▶ [WORK TO COMPLETE]
Check each line of the material. Copy those containing "page".

Items from a dataset:
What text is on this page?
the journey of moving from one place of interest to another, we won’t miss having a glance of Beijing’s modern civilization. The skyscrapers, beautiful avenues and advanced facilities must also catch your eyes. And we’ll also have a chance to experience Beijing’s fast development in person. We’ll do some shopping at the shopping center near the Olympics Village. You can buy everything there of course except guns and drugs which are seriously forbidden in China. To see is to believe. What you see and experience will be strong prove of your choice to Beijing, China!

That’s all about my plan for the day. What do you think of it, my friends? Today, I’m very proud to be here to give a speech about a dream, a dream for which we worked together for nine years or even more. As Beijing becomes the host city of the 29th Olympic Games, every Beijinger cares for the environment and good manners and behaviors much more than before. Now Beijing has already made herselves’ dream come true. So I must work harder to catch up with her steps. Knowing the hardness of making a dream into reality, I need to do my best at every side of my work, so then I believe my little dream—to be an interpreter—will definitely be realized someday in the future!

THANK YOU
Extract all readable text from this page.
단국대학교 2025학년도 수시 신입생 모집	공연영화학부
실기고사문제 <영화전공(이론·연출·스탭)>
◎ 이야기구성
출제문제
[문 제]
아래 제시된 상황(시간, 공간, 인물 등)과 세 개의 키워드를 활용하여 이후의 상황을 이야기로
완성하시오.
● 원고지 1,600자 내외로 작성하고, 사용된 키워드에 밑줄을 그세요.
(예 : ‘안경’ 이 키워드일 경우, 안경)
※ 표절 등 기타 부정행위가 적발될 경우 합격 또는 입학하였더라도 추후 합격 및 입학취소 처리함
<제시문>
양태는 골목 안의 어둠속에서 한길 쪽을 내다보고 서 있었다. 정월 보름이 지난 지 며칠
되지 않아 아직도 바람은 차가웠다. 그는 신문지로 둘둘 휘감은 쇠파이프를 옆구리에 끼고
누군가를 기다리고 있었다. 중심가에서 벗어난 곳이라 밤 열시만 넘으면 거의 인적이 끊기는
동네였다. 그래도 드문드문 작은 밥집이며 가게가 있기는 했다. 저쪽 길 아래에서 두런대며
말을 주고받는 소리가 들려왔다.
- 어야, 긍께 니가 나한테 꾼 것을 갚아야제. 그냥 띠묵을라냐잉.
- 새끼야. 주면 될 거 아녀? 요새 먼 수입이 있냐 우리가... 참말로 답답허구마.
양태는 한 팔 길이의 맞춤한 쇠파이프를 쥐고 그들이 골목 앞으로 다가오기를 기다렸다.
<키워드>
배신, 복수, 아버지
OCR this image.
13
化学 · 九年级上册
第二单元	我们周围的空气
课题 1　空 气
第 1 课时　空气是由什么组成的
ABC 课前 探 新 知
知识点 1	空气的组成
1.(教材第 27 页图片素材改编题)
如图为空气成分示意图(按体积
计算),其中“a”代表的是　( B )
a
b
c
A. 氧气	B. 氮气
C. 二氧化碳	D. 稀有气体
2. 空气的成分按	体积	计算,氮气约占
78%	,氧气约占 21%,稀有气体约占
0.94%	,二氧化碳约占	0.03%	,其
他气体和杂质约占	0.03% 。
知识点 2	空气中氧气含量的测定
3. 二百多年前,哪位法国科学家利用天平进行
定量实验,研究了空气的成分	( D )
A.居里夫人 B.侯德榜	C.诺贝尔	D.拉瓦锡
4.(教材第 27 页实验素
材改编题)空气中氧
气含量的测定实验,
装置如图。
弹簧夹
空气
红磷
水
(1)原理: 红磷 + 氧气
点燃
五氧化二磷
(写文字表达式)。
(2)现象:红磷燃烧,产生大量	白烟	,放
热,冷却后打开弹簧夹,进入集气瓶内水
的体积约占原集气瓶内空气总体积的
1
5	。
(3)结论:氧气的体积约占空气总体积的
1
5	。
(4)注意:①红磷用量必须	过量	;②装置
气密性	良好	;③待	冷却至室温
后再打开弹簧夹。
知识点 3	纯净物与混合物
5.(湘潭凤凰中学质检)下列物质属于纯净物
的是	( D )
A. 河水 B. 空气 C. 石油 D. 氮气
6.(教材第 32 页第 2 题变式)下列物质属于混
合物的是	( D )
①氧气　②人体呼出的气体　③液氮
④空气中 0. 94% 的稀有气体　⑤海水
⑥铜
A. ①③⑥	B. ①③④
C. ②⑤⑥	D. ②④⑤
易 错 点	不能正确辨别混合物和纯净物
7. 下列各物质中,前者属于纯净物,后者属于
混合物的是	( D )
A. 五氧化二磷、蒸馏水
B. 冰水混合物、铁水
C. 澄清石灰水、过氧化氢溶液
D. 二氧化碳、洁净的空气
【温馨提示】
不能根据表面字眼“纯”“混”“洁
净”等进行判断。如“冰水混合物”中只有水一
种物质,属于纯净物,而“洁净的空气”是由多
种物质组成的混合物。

▶ [SOLUTION FOR THIS PROBLEM]
What text is on this page?
Extract all readable text from this page.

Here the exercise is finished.